Written request: Extract the complete data exactly as given.

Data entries
↓
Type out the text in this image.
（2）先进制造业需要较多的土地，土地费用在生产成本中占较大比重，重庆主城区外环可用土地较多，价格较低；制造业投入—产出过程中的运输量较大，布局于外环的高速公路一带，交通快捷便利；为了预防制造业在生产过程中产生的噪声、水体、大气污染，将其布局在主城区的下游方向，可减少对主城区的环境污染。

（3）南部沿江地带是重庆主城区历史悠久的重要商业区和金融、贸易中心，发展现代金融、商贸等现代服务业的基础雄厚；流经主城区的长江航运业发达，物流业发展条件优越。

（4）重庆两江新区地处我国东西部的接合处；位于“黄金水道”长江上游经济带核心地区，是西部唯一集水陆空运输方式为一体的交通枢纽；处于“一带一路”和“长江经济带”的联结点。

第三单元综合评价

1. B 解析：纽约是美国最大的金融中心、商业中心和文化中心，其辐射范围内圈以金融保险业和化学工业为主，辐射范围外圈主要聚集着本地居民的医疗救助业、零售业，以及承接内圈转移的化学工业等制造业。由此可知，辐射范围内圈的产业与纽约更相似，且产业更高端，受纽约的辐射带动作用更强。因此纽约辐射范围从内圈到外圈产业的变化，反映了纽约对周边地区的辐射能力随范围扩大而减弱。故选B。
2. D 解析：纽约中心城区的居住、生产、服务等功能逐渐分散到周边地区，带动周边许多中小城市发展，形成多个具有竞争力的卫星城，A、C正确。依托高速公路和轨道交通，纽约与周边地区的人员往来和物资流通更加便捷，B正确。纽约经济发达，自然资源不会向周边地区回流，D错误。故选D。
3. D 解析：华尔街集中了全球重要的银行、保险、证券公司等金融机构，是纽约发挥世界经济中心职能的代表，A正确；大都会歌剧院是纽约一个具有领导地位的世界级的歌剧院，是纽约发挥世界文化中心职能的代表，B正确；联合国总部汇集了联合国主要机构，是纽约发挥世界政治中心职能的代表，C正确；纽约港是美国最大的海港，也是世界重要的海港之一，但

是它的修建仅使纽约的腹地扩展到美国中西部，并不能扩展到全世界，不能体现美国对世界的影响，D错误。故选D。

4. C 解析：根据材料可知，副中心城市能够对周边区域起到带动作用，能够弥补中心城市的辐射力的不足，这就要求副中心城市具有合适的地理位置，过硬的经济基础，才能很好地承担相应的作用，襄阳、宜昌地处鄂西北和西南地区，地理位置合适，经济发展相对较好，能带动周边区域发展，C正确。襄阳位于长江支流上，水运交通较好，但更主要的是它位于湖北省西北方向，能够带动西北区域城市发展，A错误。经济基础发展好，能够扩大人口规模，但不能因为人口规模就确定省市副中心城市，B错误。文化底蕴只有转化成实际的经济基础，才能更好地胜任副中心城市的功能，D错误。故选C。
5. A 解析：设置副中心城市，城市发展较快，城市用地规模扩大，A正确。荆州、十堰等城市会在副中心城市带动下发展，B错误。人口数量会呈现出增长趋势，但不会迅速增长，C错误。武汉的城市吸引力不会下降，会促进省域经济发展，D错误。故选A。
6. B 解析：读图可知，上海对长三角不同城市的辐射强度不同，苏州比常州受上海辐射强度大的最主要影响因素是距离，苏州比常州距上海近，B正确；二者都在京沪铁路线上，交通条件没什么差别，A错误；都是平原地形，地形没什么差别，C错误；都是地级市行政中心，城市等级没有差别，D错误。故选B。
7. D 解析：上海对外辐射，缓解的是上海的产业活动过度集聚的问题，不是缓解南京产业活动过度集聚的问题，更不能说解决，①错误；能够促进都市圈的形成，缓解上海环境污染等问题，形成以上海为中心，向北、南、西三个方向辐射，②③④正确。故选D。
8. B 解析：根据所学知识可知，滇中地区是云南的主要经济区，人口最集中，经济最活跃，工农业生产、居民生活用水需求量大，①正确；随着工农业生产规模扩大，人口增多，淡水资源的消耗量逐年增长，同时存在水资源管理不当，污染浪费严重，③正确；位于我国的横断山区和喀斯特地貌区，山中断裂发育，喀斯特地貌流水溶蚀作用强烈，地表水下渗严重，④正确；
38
↑
Answer to the task:
Type out the text in this image.
（2）先进制造业需要较多的土地，土地费用在生产成本中占较大比重，重庆主城区外环可用土地较多，价格较低；制造业投入—产出过程中的运输量较大，布局于外环的高速公路一带，交通快捷便利；为了预防制造业在生产过程中产生的噪声、水体、大气污染，将其布局在主城区的下游方向，可减少对主城区的环境污染。

（3）南部沿江地带是重庆主城区历史悠久的重要商业区和金融、贸易中心，发展现代金融、商贸等现代服务业的基础雄厚；流经主城区的长江航运业发达，物流业发展条件优越。

（4）重庆两江新区地处我国东西部的接合处；位于“黄金水道”长江上游经济带核心地区，是西部唯一集水陆空运输方式为一体的交通枢纽；处于“一带一路”和“长江经济带”的联结点。

第三单元综合评价

1. B 解析：纽约是美国最大的金融中心、商业中心和文化中心，其辐射范围内圈以金融保险业和化学工业为主，辐射范围外圈主要聚集着本地居民的医疗救助业、零售业，以及承接内圈转移的化学工业等制造业。由此可知，辐射范围内圈的产业与纽约更相似，且产业更高端，受纽约的辐射带动作用更强。因此纽约辐射范围从内圈到外圈产业的变化，反映了纽约对周边地区的辐射能力随范围扩大而减弱。故选B。
2. D 解析：纽约中心城区的居住、生产、服务等功能逐渐分散到周边地区，带动周边许多中小城市发展，形成多个具有竞争力的卫星城，A、C正确。依托高速公路和轨道交通，纽约与周边地区的人员往来和物资流通更加便捷，B正确。纽约经济发达，自然资源不会向周边地区回流，D错误。故选D。
3. D 解析：华尔街集中了全球重要的银行、保险、证券公司等金融机构，是纽约发挥世界经济中心职能的代表，A正确；大都会歌剧院是纽约一个具有领导地位的世界级的歌剧院，是纽约发挥世界文化中心职能的代表，B正确；联合国总部汇集了联合国主要机构，是纽约发挥世界政治中心职能的代表，C正确；纽约港是美国最大的海港，也是世界重要的海港之一，但

是它的修建仅使纽约的腹地扩展到美国中西部，并不能扩展到全世界，不能体现美国对世界的影响，D错误。故选D。

4. C 解析：根据材料可知，副中心城市能够对周边区域起到带动作用，能够弥补中心城市的辐射力的不足，这就要求副中心城市具有合适的地理位置，过硬的经济基础，才能很好地承担相应的作用，襄阳、宜昌地处鄂西北和西南地区，地理位置合适，经济发展相对较好，能带动周边区域发展，C正确。襄阳位于长江支流上，水运交通较好，但更主要的是它位于湖北省西北方向，能够带动西北区域城市发展，A错误。经济基础发展好，能够扩大人口规模，但不能因为人口规模就确定省市副中心城市，B错误。文化底蕴只有转化成实际的经济基础，才能更好地胜任副中心城市的功能，D错误。故选C。
5. A 解析：设置副中心城市，城市发展较快，城市用地规模扩大，A正确。荆州、十堰等城市会在副中心城市带动下发展，B错误。人口数量会呈现出增长趋势，但不会迅速增长，C错误。武汉的城市吸引力不会下降，会促进省域经济发展，D错误。故选A。
6. B 解析：读图可知，上海对长三角不同城市的辐射强度不同，苏州比常州受上海辐射强度大的最主要影响因素是距离，苏州比常州距上海近，B正确；二者都在京沪铁路线上，交通条件没什么差别，A错误；都是平原地形，地形没什么差别，C错误；都是地级市行政中心，城市等级没有差别，D错误。故选B。
7. D 解析：上海对外辐射，缓解的是上海的产业活动过度集聚的问题，不是缓解南京产业活动过度集聚的问题，更不能说解决，①错误；能够促进都市圈的形成，缓解上海环境污染等问题，形成以上海为中心，向北、南、西三个方向辐射，②③④正确。故选D。
8. B 解析：根据所学知识可知，滇中地区是云南的主要经济区，人口最集中，经济最活跃，工农业生产、居民生活用水需求量大，①正确；随着工农业生产规模扩大，人口增多，淡水资源的消耗量逐年增长，同时存在水资源管理不当，污染浪费严重，③正确；位于我国的横断山区和喀斯特地貌区，山中断裂发育，喀斯特地貌流水溶蚀作用强烈，地表水下渗严重，④正确；
38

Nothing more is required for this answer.